■ Challenge:
Report how many lines of the records below include the word "type". Give nothing but the number.

■ Excerpts from a figure dataset:
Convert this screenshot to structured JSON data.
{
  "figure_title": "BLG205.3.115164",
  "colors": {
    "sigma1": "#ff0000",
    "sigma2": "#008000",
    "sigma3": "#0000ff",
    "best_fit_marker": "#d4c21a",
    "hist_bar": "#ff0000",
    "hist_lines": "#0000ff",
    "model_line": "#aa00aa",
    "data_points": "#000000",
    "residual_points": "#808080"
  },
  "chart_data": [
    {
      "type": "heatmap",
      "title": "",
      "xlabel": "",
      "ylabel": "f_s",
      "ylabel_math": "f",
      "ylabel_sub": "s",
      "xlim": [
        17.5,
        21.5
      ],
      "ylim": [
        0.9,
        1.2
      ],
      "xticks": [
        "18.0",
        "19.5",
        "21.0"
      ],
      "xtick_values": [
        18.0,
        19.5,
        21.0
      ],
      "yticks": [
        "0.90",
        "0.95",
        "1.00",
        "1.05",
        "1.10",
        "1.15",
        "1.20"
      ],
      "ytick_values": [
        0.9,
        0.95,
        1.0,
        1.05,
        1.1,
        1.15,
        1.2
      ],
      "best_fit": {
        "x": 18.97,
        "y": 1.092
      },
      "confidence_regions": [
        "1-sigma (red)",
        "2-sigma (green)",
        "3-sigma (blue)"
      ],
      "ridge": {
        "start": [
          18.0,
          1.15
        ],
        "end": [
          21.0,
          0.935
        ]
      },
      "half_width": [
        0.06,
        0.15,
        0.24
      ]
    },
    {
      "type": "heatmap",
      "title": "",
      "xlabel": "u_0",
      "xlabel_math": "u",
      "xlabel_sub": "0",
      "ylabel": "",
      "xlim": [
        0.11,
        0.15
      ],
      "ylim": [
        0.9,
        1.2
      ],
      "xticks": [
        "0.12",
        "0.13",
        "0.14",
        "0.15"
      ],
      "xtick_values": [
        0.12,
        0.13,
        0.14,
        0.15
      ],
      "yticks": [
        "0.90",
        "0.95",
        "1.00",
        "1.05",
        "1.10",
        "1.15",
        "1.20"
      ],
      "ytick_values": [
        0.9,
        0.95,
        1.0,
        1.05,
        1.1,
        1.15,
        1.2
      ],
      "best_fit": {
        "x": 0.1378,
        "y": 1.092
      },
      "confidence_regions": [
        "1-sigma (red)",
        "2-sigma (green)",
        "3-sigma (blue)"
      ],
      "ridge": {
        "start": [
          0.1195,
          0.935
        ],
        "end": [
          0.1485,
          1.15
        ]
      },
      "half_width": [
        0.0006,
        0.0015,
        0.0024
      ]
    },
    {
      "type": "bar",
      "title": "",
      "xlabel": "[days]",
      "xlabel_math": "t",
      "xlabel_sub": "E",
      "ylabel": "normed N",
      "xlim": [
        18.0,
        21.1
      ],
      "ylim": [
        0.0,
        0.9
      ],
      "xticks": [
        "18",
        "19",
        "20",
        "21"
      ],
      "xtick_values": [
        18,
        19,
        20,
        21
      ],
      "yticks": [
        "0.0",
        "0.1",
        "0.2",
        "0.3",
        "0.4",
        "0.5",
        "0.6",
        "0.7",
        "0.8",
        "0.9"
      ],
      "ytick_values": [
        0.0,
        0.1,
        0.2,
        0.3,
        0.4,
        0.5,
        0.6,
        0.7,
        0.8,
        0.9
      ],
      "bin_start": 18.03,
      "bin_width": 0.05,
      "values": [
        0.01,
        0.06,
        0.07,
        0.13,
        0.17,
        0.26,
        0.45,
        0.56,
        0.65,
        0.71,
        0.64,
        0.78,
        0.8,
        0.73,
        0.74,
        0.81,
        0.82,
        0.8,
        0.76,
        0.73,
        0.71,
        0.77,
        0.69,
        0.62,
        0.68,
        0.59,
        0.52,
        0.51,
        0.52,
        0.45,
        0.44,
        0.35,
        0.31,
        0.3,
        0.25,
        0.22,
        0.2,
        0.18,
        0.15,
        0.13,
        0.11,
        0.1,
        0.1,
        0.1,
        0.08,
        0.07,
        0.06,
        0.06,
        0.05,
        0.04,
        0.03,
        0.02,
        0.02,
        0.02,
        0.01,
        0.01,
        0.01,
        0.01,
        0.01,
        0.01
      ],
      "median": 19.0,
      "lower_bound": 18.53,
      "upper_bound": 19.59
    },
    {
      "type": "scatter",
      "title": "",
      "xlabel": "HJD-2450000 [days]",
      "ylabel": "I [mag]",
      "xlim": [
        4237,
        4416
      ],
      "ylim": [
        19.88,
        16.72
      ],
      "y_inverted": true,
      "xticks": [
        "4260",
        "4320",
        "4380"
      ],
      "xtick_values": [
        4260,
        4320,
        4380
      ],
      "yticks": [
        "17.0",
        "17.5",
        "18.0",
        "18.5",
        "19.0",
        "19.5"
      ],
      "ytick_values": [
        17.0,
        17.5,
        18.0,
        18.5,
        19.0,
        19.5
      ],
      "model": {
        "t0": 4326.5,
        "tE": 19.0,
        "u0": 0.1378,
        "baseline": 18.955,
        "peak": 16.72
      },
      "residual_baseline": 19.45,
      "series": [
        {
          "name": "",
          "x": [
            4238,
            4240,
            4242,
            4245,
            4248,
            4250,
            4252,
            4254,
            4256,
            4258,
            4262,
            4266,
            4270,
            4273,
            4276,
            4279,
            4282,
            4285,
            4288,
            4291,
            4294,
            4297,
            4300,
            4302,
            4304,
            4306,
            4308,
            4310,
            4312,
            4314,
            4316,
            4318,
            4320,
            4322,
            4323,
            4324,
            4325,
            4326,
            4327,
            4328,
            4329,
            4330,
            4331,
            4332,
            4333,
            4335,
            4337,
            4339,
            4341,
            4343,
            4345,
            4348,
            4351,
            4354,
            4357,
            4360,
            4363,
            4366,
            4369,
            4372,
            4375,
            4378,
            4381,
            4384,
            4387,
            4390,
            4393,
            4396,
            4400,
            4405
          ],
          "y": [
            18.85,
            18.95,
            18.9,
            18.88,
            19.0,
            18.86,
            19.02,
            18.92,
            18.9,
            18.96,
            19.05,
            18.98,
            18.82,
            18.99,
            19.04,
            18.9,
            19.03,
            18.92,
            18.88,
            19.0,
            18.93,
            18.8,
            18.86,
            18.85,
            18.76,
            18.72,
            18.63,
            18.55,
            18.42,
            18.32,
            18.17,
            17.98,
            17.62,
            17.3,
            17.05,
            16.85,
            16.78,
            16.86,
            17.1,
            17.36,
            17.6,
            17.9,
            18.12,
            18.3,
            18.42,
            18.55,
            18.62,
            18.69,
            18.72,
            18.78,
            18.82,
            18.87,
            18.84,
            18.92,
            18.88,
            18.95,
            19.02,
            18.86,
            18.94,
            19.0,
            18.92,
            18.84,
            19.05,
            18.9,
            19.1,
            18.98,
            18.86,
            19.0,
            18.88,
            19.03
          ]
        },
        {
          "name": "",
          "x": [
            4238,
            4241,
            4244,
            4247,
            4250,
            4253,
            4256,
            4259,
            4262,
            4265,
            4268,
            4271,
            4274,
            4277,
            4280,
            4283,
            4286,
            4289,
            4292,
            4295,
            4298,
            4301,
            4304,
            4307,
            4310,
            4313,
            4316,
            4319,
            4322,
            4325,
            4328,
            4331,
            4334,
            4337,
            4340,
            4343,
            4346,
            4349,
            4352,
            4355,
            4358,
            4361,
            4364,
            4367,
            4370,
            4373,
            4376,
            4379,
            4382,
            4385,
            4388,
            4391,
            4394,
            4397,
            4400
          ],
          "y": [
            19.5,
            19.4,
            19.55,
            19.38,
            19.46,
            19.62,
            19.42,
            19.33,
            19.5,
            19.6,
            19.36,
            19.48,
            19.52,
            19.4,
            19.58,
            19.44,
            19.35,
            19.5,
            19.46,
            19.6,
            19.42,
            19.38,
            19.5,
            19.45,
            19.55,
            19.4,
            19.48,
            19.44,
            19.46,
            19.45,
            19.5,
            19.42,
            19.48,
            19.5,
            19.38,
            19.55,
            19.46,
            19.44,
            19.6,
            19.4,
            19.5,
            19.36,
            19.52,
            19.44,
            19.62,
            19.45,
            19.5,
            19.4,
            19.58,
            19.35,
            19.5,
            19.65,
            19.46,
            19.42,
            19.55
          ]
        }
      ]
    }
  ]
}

■ Exercise result:
4